:: Exercise materials ::

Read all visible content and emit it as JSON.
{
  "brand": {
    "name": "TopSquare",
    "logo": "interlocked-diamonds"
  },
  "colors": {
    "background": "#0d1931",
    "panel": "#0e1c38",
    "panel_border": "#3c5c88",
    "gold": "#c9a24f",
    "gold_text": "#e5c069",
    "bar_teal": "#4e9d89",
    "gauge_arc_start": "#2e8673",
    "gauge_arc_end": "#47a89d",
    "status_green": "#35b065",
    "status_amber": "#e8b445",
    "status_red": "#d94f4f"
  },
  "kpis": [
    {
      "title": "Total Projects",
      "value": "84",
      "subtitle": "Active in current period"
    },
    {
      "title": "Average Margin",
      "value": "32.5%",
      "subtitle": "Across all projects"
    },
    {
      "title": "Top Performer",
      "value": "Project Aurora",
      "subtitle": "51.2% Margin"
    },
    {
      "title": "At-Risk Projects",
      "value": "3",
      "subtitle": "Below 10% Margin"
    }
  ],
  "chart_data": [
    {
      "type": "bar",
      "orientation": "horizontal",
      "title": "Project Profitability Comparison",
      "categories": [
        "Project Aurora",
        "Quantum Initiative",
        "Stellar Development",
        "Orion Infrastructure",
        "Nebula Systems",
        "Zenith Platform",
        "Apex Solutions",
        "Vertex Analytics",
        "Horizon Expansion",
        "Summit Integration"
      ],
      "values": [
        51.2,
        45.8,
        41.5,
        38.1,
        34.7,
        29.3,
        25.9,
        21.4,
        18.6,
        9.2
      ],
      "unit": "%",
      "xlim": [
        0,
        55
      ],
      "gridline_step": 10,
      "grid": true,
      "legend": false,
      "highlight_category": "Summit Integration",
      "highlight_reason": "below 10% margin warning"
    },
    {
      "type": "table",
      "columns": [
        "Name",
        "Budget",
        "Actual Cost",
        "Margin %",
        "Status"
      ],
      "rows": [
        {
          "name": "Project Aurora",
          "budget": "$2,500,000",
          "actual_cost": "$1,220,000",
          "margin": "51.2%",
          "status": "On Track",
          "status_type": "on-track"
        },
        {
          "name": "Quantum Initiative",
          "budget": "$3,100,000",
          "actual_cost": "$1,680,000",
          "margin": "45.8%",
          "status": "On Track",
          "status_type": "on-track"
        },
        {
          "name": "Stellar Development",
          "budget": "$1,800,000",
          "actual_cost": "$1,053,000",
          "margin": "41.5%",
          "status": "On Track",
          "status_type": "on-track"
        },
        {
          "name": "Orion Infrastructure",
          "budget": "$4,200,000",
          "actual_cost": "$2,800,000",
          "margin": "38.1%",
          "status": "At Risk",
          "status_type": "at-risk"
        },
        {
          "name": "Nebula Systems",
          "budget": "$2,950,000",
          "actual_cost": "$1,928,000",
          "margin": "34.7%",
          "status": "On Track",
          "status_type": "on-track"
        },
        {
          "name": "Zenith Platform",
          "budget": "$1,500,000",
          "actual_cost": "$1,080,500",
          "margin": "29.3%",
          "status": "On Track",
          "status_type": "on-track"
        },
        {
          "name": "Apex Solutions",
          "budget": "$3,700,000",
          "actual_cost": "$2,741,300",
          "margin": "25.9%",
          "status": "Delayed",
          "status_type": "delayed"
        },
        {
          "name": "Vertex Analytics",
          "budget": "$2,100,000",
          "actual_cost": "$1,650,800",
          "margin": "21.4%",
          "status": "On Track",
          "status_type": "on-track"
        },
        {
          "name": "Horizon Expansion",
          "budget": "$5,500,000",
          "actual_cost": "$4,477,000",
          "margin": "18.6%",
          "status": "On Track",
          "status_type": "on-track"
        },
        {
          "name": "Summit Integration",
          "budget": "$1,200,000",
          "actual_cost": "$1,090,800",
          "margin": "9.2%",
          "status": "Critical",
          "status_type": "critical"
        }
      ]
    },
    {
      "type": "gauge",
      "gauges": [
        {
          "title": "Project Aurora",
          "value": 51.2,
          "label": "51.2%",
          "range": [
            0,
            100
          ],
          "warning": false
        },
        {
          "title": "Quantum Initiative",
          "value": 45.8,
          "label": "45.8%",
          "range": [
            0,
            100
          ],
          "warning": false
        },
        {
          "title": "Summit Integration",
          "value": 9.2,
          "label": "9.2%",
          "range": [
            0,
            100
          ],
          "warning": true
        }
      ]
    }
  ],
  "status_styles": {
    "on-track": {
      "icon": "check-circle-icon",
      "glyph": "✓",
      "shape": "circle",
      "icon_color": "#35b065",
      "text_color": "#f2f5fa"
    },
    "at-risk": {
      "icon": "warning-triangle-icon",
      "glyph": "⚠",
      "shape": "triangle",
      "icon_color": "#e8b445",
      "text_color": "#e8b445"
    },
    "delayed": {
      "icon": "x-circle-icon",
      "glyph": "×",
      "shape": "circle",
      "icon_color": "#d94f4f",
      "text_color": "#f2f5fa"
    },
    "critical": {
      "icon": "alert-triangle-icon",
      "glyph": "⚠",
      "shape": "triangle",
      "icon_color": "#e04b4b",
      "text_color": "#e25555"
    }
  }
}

:: Exercise goal ::
Pull out every line holding "Development" from the records above, and copy it.

:: Expected answer ::
        "Stellar Development",
          "name": "Stellar Development",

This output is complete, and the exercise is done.